>> START

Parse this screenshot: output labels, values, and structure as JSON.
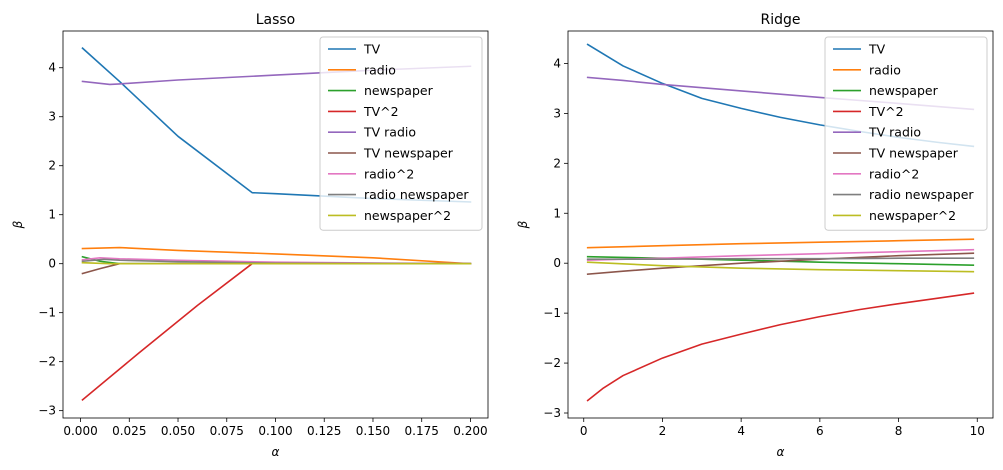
{
  "chart_data": [
    {
      "type": "line",
      "title": "Lasso",
      "xlabel": "α",
      "ylabel": "β",
      "xlim": [
        -0.009,
        0.209
      ],
      "ylim": [
        -3.15,
        4.75
      ],
      "xticks": [
        0.0,
        0.025,
        0.05,
        0.075,
        0.1,
        0.125,
        0.15,
        0.175,
        0.2
      ],
      "xtick_labels": [
        "0.000",
        "0.025",
        "0.050",
        "0.075",
        "0.100",
        "0.125",
        "0.150",
        "0.175",
        "0.200"
      ],
      "yticks": [
        -3,
        -2,
        -1,
        0,
        1,
        2,
        3,
        4
      ],
      "ytick_labels": [
        "−3",
        "−2",
        "−1",
        "0",
        "1",
        "2",
        "3",
        "4"
      ],
      "grid": false,
      "legend_position": "top-right",
      "series": [
        {
          "name": "TV",
          "color": "#1f77b4",
          "x": [
            0.001,
            0.02,
            0.05,
            0.088,
            0.1,
            0.15,
            0.2
          ],
          "y": [
            4.4,
            3.72,
            2.6,
            1.45,
            1.43,
            1.33,
            1.26
          ]
        },
        {
          "name": "radio",
          "color": "#ff7f0e",
          "x": [
            0.001,
            0.02,
            0.05,
            0.1,
            0.15,
            0.2
          ],
          "y": [
            0.31,
            0.33,
            0.27,
            0.2,
            0.12,
            0.0
          ]
        },
        {
          "name": "newspaper",
          "color": "#2ca02c",
          "x": [
            0.001,
            0.01,
            0.02,
            0.2
          ],
          "y": [
            0.14,
            0.05,
            0.0,
            0.0
          ]
        },
        {
          "name": "TV^2",
          "color": "#d62728",
          "x": [
            0.001,
            0.03,
            0.06,
            0.088,
            0.1,
            0.2
          ],
          "y": [
            -2.78,
            -1.82,
            -0.85,
            0.0,
            0.0,
            0.0
          ]
        },
        {
          "name": "TV radio",
          "color": "#9467bd",
          "x": [
            0.001,
            0.015,
            0.02,
            0.05,
            0.1,
            0.15,
            0.2
          ],
          "y": [
            3.72,
            3.66,
            3.67,
            3.75,
            3.85,
            3.95,
            4.03
          ]
        },
        {
          "name": "TV newspaper",
          "color": "#8c564b",
          "x": [
            0.001,
            0.01,
            0.02,
            0.2
          ],
          "y": [
            -0.2,
            -0.1,
            0.0,
            0.0
          ]
        },
        {
          "name": "radio^2",
          "color": "#e377c2",
          "x": [
            0.001,
            0.01,
            0.02,
            0.05,
            0.1,
            0.2
          ],
          "y": [
            0.08,
            0.12,
            0.1,
            0.07,
            0.03,
            0.0
          ]
        },
        {
          "name": "radio newspaper",
          "color": "#7f7f7f",
          "x": [
            0.001,
            0.012,
            0.02,
            0.05,
            0.1,
            0.2
          ],
          "y": [
            0.05,
            0.09,
            0.07,
            0.04,
            0.01,
            0.0
          ]
        },
        {
          "name": "newspaper^2",
          "color": "#bcbd22",
          "x": [
            0.001,
            0.015,
            0.03,
            0.2
          ],
          "y": [
            0.02,
            0.0,
            0.0,
            0.0
          ]
        }
      ]
    },
    {
      "type": "line",
      "title": "Ridge",
      "xlabel": "α",
      "ylabel": "β",
      "xlim": [
        -0.4,
        10.4
      ],
      "ylim": [
        -3.1,
        4.65
      ],
      "xticks": [
        0,
        2,
        4,
        6,
        8,
        10
      ],
      "xtick_labels": [
        "0",
        "2",
        "4",
        "6",
        "8",
        "10"
      ],
      "yticks": [
        -3,
        -2,
        -1,
        0,
        1,
        2,
        3,
        4
      ],
      "ytick_labels": [
        "−3",
        "−2",
        "−1",
        "0",
        "1",
        "2",
        "3",
        "4"
      ],
      "grid": false,
      "legend_position": "top-right",
      "series": [
        {
          "name": "TV",
          "color": "#1f77b4",
          "x": [
            0.1,
            1,
            2,
            3,
            4,
            5,
            6,
            7,
            8,
            9,
            9.9
          ],
          "y": [
            4.38,
            3.95,
            3.6,
            3.3,
            3.1,
            2.92,
            2.77,
            2.64,
            2.52,
            2.42,
            2.34
          ]
        },
        {
          "name": "radio",
          "color": "#ff7f0e",
          "x": [
            0.1,
            2,
            4,
            6,
            8,
            9.9
          ],
          "y": [
            0.31,
            0.35,
            0.39,
            0.42,
            0.45,
            0.48
          ]
        },
        {
          "name": "newspaper",
          "color": "#2ca02c",
          "x": [
            0.1,
            2,
            4,
            6,
            8,
            9.9
          ],
          "y": [
            0.13,
            0.1,
            0.06,
            0.02,
            -0.01,
            -0.04
          ]
        },
        {
          "name": "TV^2",
          "color": "#d62728",
          "x": [
            0.1,
            0.5,
            1,
            2,
            3,
            4,
            5,
            6,
            7,
            8,
            9,
            9.9
          ],
          "y": [
            -2.75,
            -2.5,
            -2.25,
            -1.9,
            -1.62,
            -1.42,
            -1.23,
            -1.07,
            -0.93,
            -0.81,
            -0.7,
            -0.6
          ]
        },
        {
          "name": "TV radio",
          "color": "#9467bd",
          "x": [
            0.1,
            1,
            2,
            4,
            6,
            8,
            9.9
          ],
          "y": [
            3.72,
            3.66,
            3.58,
            3.45,
            3.32,
            3.2,
            3.08
          ]
        },
        {
          "name": "TV newspaper",
          "color": "#8c564b",
          "x": [
            0.1,
            1,
            2,
            4,
            6,
            8,
            9.9
          ],
          "y": [
            -0.22,
            -0.16,
            -0.1,
            0.0,
            0.08,
            0.15,
            0.2
          ]
        },
        {
          "name": "radio^2",
          "color": "#e377c2",
          "x": [
            0.1,
            2,
            4,
            6,
            8,
            9.9
          ],
          "y": [
            0.06,
            0.1,
            0.15,
            0.19,
            0.23,
            0.27
          ]
        },
        {
          "name": "radio newspaper",
          "color": "#7f7f7f",
          "x": [
            0.1,
            2,
            4,
            6,
            8,
            9.9
          ],
          "y": [
            0.08,
            0.08,
            0.09,
            0.09,
            0.1,
            0.1
          ]
        },
        {
          "name": "newspaper^2",
          "color": "#bcbd22",
          "x": [
            0.1,
            2,
            4,
            6,
            8,
            9.9
          ],
          "y": [
            0.02,
            -0.05,
            -0.1,
            -0.13,
            -0.15,
            -0.17
          ]
        }
      ]
    }
  ]
}
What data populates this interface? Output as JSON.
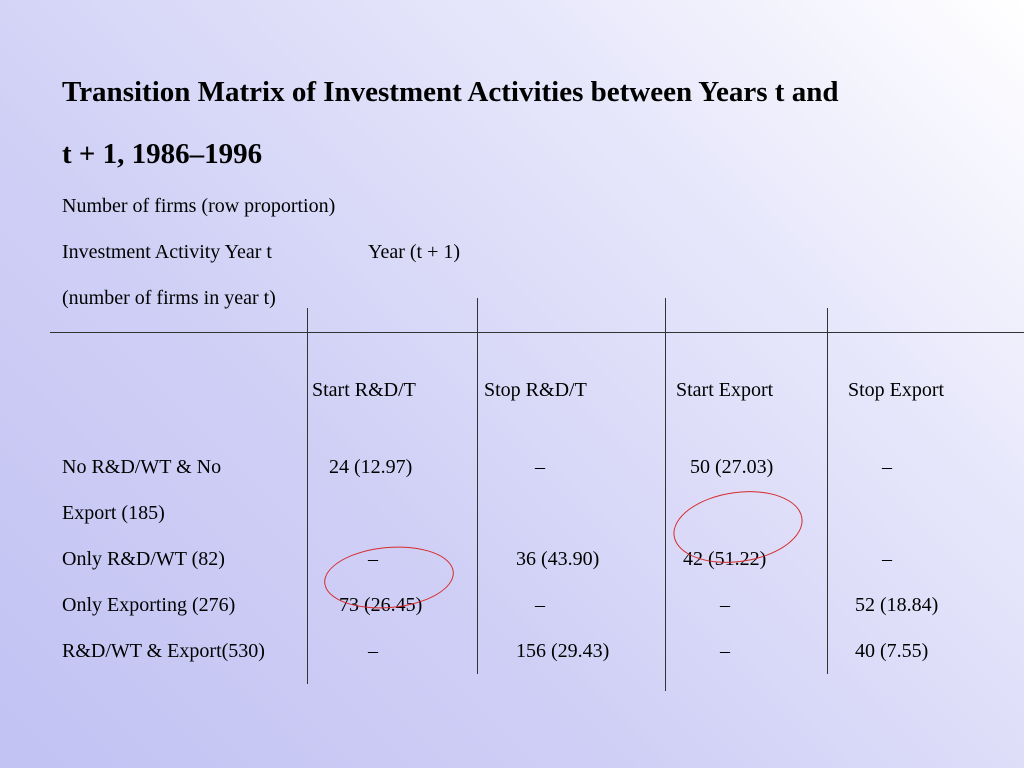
{
  "slide": {
    "title_line1": "Transition Matrix of  Investment Activities between Years t and",
    "title_line2": "t + 1, 1986–1996",
    "subtitle1": "Number of  firms (row proportion)",
    "subtitle2_a": "Investment Activity Year t",
    "subtitle2_b": "Year (t + 1)",
    "subtitle3": "(number of  firms in year t)"
  },
  "table": {
    "columns": [
      "Start R&D/T",
      "Stop R&D/T",
      "Start Export",
      "Stop Export"
    ],
    "rows": [
      {
        "label_line1": "No R&D/WT & No",
        "label_line2": "Export (185)",
        "cells": [
          "24 (12.97)",
          "–",
          "50 (27.03)",
          "–"
        ]
      },
      {
        "label": "Only R&D/WT (82)",
        "cells": [
          "–",
          "36 (43.90)",
          "42 (51.22)",
          "–"
        ]
      },
      {
        "label": "Only Exporting (276)",
        "cells": [
          "73 (26.45)",
          "–",
          "–",
          "52 (18.84)"
        ]
      },
      {
        "label": "R&D/WT & Export(530)",
        "cells": [
          "–",
          "156 (29.43)",
          "–",
          "40 (7.55)"
        ]
      }
    ]
  },
  "annotations": {
    "circle_color": "#d62b2b"
  }
}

>> END

Stated task: Retype every entry verbatim and exclude the pictures from the copy.

Output:
Parse this screenshot: output labels, values, and structure as JSON.
{
  "chart_data": [
    {
      "type": "line",
      "title": "Lasso",
      "xlabel": "α",
      "ylabel": "β",
      "xlim": [
        -0.009,
        0.209
      ],
      "ylim": [
        -3.15,
        4.75
      ],
      "xticks": [
        0.0,
        0.025,
        0.05,
        0.075,
        0.1,
        0.125,
        0.15,
        0.175,
        0.2
      ],
      "xtick_labels": [
        "0.000",
        "0.025",
        "0.050",
        "0.075",
        "0.100",
        "0.125",
        "0.150",
        "0.175",
        "0.200"
      ],
      "yticks": [
        -3,
        -2,
        -1,
        0,
        1,
        2,
        3,
        4
      ],
      "ytick_labels": [
        "−3",
        "−2",
        "−1",
        "0",
        "1",
        "2",
        "3",
        "4"
      ],
      "grid": false,
      "legend_position": "top-right",
      "series": [
        {
          "name": "TV",
          "color": "#1f77b4",
          "x": [
            0.001,
            0.02,
            0.05,
            0.088,
            0.1,
            0.15,
            0.2
          ],
          "y": [
            4.4,
            3.72,
            2.6,
            1.45,
            1.43,
            1.33,
            1.26
          ]
        },
        {
          "name": "radio",
          "color": "#ff7f0e",
          "x": [
            0.001,
            0.02,
            0.05,
            0.1,
            0.15,
            0.2
          ],
          "y": [
            0.31,
            0.33,
            0.27,
            0.2,
            0.12,
            0.0
          ]
        },
        {
          "name": "newspaper",
          "color": "#2ca02c",
          "x": [
            0.001,
            0.01,
            0.02,
            0.2
          ],
          "y": [
            0.14,
            0.05,
            0.0,
            0.0
          ]
        },
        {
          "name": "TV^2",
          "color": "#d62728",
          "x": [
            0.001,
            0.03,
            0.06,
            0.088,
            0.1,
            0.2
          ],
          "y": [
            -2.78,
            -1.82,
            -0.85,
            0.0,
            0.0,
            0.0
          ]
        },
        {
          "name": "TV radio",
          "color": "#9467bd",
          "x": [
            0.001,
            0.015,
            0.02,
            0.05,
            0.1,
            0.15,
            0.2
          ],
          "y": [
            3.72,
            3.66,
            3.67,
            3.75,
            3.85,
            3.95,
            4.03
          ]
        },
        {
          "name": "TV newspaper",
          "color": "#8c564b",
          "x": [
            0.001,
            0.01,
            0.02,
            0.2
          ],
          "y": [
            -0.2,
            -0.1,
            0.0,
            0.0
          ]
        },
        {
          "name": "radio^2",
          "color": "#e377c2",
          "x": [
            0.001,
            0.01,
            0.02,
            0.05,
            0.1,
            0.2
          ],
          "y": [
            0.08,
            0.12,
            0.1,
            0.07,
            0.03,
            0.0
          ]
        },
        {
          "name": "radio newspaper",
          "color": "#7f7f7f",
          "x": [
            0.001,
            0.012,
            0.02,
            0.05,
            0.1,
            0.2
          ],
          "y": [
            0.05,
            0.09,
            0.07,
            0.04,
            0.01,
            0.0
          ]
        },
        {
          "name": "newspaper^2",
          "color": "#bcbd22",
          "x": [
            0.001,
            0.015,
            0.03,
            0.2
          ],
          "y": [
            0.02,
            0.0,
            0.0,
            0.0
          ]
        }
      ]
    },
    {
      "type": "line",
      "title": "Ridge",
      "xlabel": "α",
      "ylabel": "β",
      "xlim": [
        -0.4,
        10.4
      ],
      "ylim": [
        -3.1,
        4.65
      ],
      "xticks": [
        0,
        2,
        4,
        6,
        8,
        10
      ],
      "xtick_labels": [
        "0",
        "2",
        "4",
        "6",
        "8",
        "10"
      ],
      "yticks": [
        -3,
        -2,
        -1,
        0,
        1,
        2,
        3,
        4
      ],
      "ytick_labels": [
        "−3",
        "−2",
        "−1",
        "0",
        "1",
        "2",
        "3",
        "4"
      ],
      "grid": false,
      "legend_position": "top-right",
      "series": [
        {
          "name": "TV",
          "color": "#1f77b4",
          "x": [
            0.1,
            1,
            2,
            3,
            4,
            5,
            6,
            7,
            8,
            9,
            9.9
          ],
          "y": [
            4.38,
            3.95,
            3.6,
            3.3,
            3.1,
            2.92,
            2.77,
            2.64,
            2.52,
            2.42,
            2.34
          ]
        },
        {
          "name": "radio",
          "color": "#ff7f0e",
          "x": [
            0.1,
            2,
            4,
            6,
            8,
            9.9
          ],
          "y": [
            0.31,
            0.35,
            0.39,
            0.42,
            0.45,
            0.48
          ]
        },
        {
          "name": "newspaper",
          "color": "#2ca02c",
          "x": [
            0.1,
            2,
            4,
            6,
            8,
            9.9
          ],
          "y": [
            0.13,
            0.1,
            0.06,
            0.02,
            -0.01,
            -0.04
          ]
        },
        {
          "name": "TV^2",
          "color": "#d62728",
          "x": [
            0.1,
            0.5,
            1,
            2,
            3,
            4,
            5,
            6,
            7,
            8,
            9,
            9.9
          ],
          "y": [
            -2.75,
            -2.5,
            -2.25,
            -1.9,
            -1.62,
            -1.42,
            -1.23,
            -1.07,
            -0.93,
            -0.81,
            -0.7,
            -0.6
          ]
        },
        {
          "name": "TV radio",
          "color": "#9467bd",
          "x": [
            0.1,
            1,
            2,
            4,
            6,
            8,
            9.9
          ],
          "y": [
            3.72,
            3.66,
            3.58,
            3.45,
            3.32,
            3.2,
            3.08
          ]
        },
        {
          "name": "TV newspaper",
          "color": "#8c564b",
          "x": [
            0.1,
            1,
            2,
            4,
            6,
            8,
            9.9
          ],
          "y": [
            -0.22,
            -0.16,
            -0.1,
            0.0,
            0.08,
            0.15,
            0.2
          ]
        },
        {
          "name": "radio^2",
          "color": "#e377c2",
          "x": [
            0.1,
            2,
            4,
            6,
            8,
            9.9
          ],
          "y": [
            0.06,
            0.1,
            0.15,
            0.19,
            0.23,
            0.27
          ]
        },
        {
          "name": "radio newspaper",
          "color": "#7f7f7f",
          "x": [
            0.1,
            2,
            4,
            6,
            8,
            9.9
          ],
          "y": [
            0.08,
            0.08,
            0.09,
            0.09,
            0.1,
            0.1
          ]
        },
        {
          "name": "newspaper^2",
          "color": "#bcbd22",
          "x": [
            0.1,
            2,
            4,
            6,
            8,
            9.9
          ],
          "y": [
            0.02,
            -0.05,
            -0.1,
            -0.13,
            -0.15,
            -0.17
          ]
        }
      ]
    }
  ]
}
What data populates this interface? Output as JSON.
{
  "slide": {
    "title_line1": "Transition Matrix of  Investment Activities between Years t and",
    "title_line2": "t + 1, 1986–1996",
    "subtitle1": "Number of  firms (row proportion)",
    "subtitle2_a": "Investment Activity Year t",
    "subtitle2_b": "Year (t + 1)",
    "subtitle3": "(number of  firms in year t)"
  },
  "table": {
    "columns": [
      "Start R&D/T",
      "Stop R&D/T",
      "Start Export",
      "Stop Export"
    ],
    "rows": [
      {
        "label_line1": "No R&D/WT & No",
        "label_line2": "Export (185)",
        "cells": [
          "24 (12.97)",
          "–",
          "50 (27.03)",
          "–"
        ]
      },
      {
        "label": "Only R&D/WT (82)",
        "cells": [
          "–",
          "36 (43.90)",
          "42 (51.22)",
          "–"
        ]
      },
      {
        "label": "Only Exporting (276)",
        "cells": [
          "73 (26.45)",
          "–",
          "–",
          "52 (18.84)"
        ]
      },
      {
        "label": "R&D/WT & Export(530)",
        "cells": [
          "–",
          "156 (29.43)",
          "–",
          "40 (7.55)"
        ]
      }
    ]
  },
  "annotations": {
    "circle_color": "#d62b2b"
  }
}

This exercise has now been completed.